__Job__:
Word for word, give the material below again, minus any images.
#### Dataset content ####
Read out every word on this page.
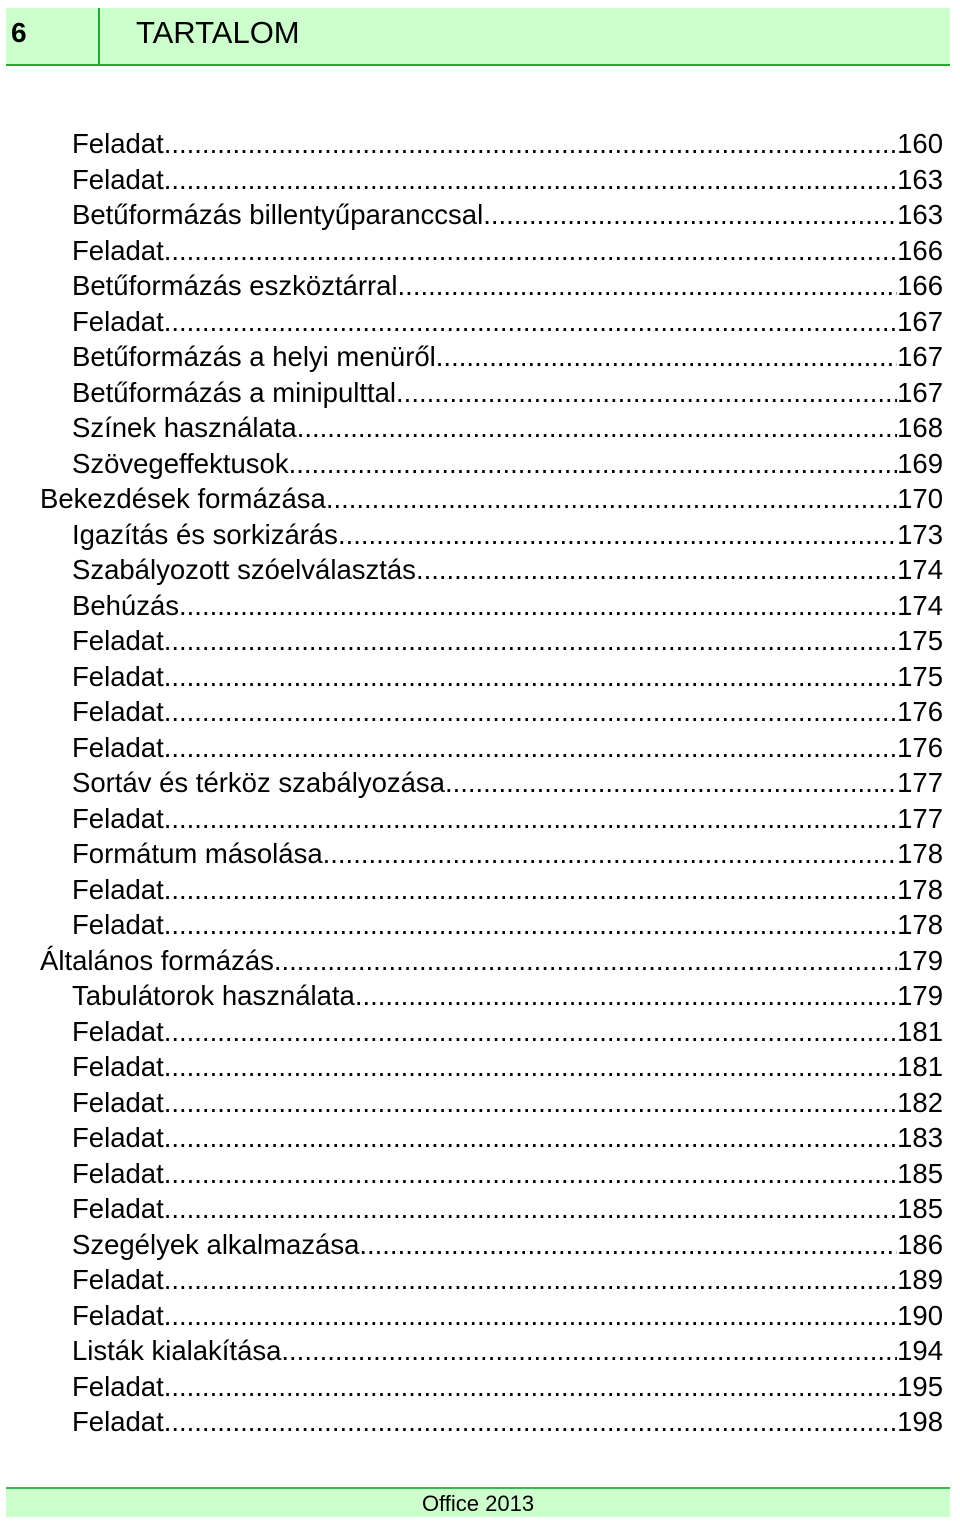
6	TARTALOM
Feladat .....	160
Feladat .....	163
Betűformázás billentyűparanccsal .....	163
Feladat .....	166
Betűformázás eszköztárral .....	166
Feladat .....	167
Betűformázás a helyi menüről .....	167
Betűformázás a minipulttal .....	167
Színek használata .....	168
Szövegeffektusok .....	169
Bekezdések formázása .....	170
Igazítás és sorkizárás .....	173
Szabályozott szóelválasztás .....	174
Behúzás .....	174
Feladat .....	175
Feladat .....	175
Feladat .....	176
Feladat .....	176
Sortáv és térköz szabályozása .....	177
Feladat .....	177
Formátum másolása .....	178
Feladat .....	178
Feladat .....	178
Általános formázás .....	179
Tabulátorok használata .....	179
Feladat .....	181
Feladat .....	181
Feladat .....	182
Feladat .....	183
Feladat .....	185
Feladat .....	185
Szegélyek alkalmazása .....	186
Feladat .....	189
Feladat .....	190
Listák kialakítása .....	194
Feladat .....	195
Feladat .....	198
Office 2013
####
__Solution for this task__:
Read out every word on this page.
6	TARTALOM
Feladat .....	160
Feladat .....	163
Betűformázás billentyűparanccsal .....	163
Feladat .....	166
Betűformázás eszköztárral .....	166
Feladat .....	167
Betűformázás a helyi menüről .....	167
Betűformázás a minipulttal .....	167
Színek használata .....	168
Szövegeffektusok .....	169
Bekezdések formázása .....	170
Igazítás és sorkizárás .....	173
Szabályozott szóelválasztás .....	174
Behúzás .....	174
Feladat .....	175
Feladat .....	175
Feladat .....	176
Feladat .....	176
Sortáv és térköz szabályozása .....	177
Feladat .....	177
Formátum másolása .....	178
Feladat .....	178
Feladat .....	178
Általános formázás .....	179
Tabulátorok használata .....	179
Feladat .....	181
Feladat .....	181
Feladat .....	182
Feladat .....	183
Feladat .....	185
Feladat .....	185
Szegélyek alkalmazása .....	186
Feladat .....	189
Feladat .....	190
Listák kialakítása .....	194
Feladat .....	195
Feladat .....	198
Office 2013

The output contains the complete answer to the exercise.